Figure record extracts:
···
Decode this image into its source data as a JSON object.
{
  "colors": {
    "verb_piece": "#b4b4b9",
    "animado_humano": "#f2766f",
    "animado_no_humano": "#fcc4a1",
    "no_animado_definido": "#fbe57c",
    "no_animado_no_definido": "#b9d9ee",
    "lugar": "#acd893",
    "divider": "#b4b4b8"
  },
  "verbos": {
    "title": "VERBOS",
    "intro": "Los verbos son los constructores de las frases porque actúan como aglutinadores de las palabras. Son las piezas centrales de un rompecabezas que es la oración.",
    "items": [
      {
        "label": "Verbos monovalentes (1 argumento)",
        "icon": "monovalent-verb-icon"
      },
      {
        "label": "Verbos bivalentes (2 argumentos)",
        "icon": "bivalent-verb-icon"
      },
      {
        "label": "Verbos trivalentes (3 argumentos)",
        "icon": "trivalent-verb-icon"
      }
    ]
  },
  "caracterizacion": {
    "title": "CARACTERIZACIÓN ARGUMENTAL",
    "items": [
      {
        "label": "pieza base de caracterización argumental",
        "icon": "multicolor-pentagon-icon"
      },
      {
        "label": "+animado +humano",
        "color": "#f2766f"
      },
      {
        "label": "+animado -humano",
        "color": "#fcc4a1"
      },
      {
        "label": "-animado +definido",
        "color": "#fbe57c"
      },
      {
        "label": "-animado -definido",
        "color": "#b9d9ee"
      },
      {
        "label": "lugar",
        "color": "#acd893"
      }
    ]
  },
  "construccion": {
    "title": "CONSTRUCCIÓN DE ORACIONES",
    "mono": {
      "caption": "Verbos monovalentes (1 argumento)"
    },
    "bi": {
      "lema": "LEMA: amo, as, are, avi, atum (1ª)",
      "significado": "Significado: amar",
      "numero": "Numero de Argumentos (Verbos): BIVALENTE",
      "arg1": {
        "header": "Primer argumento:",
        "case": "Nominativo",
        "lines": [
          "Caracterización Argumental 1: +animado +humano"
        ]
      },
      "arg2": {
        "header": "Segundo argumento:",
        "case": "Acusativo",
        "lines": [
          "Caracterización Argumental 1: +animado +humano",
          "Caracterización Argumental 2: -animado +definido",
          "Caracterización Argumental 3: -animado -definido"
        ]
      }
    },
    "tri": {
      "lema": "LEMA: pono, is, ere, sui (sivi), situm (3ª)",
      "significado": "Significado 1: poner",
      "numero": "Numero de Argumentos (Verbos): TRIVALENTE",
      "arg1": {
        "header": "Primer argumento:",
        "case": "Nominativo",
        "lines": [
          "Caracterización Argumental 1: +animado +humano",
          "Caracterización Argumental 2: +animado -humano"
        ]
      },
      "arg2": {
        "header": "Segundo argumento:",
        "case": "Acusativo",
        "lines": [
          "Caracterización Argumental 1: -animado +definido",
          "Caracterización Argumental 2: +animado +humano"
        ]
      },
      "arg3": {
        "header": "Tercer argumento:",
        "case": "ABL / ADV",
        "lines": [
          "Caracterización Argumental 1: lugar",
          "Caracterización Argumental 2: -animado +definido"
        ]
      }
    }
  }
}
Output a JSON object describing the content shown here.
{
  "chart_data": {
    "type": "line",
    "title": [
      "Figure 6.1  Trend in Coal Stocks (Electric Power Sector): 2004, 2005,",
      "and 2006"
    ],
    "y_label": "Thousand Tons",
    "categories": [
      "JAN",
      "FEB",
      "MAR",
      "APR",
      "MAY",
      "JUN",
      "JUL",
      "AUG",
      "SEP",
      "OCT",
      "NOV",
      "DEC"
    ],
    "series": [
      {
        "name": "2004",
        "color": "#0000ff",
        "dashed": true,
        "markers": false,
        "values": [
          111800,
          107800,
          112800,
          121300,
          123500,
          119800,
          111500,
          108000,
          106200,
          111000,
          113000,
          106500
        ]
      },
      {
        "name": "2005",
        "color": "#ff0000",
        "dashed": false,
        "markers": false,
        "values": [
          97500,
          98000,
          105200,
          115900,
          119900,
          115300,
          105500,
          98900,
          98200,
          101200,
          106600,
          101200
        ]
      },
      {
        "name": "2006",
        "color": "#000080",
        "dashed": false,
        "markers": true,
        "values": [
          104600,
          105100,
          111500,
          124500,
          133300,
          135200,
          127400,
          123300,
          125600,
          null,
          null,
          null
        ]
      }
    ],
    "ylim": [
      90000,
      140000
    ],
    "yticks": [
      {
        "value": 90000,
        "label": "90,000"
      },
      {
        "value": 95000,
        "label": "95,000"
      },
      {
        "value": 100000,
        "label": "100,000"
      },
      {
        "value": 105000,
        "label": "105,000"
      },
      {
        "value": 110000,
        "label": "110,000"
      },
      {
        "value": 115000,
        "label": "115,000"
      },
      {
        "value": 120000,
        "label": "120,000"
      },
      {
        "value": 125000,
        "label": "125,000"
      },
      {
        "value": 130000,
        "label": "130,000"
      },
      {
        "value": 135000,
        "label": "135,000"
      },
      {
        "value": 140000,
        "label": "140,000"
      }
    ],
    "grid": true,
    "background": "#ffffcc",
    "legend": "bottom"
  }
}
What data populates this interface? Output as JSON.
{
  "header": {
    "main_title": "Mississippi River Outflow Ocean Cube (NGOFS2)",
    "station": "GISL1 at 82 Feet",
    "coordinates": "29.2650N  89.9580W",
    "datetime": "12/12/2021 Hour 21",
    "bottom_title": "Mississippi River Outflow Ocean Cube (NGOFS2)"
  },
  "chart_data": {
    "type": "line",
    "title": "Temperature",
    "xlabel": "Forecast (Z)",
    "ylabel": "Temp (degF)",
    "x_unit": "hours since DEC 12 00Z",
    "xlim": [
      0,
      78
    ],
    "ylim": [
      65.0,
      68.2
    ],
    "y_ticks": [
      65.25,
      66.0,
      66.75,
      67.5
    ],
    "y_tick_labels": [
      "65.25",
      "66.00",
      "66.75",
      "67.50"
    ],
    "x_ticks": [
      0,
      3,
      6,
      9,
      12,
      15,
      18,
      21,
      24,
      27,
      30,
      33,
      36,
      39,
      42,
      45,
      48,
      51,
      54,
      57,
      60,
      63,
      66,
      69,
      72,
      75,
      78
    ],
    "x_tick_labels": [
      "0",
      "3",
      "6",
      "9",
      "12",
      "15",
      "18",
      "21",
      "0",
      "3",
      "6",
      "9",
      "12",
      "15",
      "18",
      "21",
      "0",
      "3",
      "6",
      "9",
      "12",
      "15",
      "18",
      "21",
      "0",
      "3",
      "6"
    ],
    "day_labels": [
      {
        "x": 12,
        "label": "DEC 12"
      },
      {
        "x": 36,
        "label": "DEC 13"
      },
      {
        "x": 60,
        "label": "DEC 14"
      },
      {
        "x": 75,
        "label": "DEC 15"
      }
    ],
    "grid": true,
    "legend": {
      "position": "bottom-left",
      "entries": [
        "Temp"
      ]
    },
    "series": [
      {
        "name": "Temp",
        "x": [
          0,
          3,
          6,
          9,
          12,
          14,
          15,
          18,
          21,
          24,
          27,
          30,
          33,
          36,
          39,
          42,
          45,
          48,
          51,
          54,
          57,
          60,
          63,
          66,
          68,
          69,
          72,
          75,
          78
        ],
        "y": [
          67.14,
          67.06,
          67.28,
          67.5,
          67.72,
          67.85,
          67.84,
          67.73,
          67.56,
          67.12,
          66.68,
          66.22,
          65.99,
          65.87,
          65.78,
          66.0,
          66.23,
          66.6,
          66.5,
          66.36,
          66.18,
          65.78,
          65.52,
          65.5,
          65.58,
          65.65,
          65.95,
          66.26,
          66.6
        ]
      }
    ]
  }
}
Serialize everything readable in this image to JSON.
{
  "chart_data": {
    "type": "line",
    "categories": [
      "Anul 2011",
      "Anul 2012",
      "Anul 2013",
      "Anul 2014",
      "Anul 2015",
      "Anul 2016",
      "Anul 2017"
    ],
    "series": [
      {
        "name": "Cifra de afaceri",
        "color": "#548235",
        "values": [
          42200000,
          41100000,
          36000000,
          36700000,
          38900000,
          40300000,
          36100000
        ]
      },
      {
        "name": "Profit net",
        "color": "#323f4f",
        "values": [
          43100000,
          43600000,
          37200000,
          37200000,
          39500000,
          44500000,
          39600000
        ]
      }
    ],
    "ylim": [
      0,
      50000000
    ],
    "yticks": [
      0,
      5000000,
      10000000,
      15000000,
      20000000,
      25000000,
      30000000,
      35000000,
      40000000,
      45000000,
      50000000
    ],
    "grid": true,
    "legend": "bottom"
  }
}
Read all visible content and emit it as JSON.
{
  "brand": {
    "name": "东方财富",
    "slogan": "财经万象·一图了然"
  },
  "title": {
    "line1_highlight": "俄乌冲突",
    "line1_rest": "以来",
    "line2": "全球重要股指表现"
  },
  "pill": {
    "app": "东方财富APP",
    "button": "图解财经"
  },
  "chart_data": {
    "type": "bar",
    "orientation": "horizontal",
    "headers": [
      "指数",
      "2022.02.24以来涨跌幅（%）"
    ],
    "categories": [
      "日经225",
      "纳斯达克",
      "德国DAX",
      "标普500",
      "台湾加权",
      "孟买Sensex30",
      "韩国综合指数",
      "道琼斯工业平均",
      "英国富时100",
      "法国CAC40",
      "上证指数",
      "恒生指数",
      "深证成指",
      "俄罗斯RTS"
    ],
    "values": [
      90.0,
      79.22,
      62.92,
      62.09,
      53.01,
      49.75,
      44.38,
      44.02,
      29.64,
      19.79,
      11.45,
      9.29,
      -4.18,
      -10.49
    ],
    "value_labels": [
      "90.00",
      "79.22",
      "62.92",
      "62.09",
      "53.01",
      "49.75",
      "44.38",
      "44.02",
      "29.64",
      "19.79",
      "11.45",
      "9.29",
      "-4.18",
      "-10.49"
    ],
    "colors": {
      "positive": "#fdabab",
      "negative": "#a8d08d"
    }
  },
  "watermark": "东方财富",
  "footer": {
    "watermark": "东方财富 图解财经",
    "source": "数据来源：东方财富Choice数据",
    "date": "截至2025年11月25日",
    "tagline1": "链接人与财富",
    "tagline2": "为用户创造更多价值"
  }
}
···
• [Task requirements]: Within the listing above, find every line containing the string "LEMA" and return it.

• [Full answer]:
      "lema": "LEMA: amo, as, are, avi, atum (1ª)",
      "lema": "LEMA: pono, is, ere, sui (sivi), situm (3ª)",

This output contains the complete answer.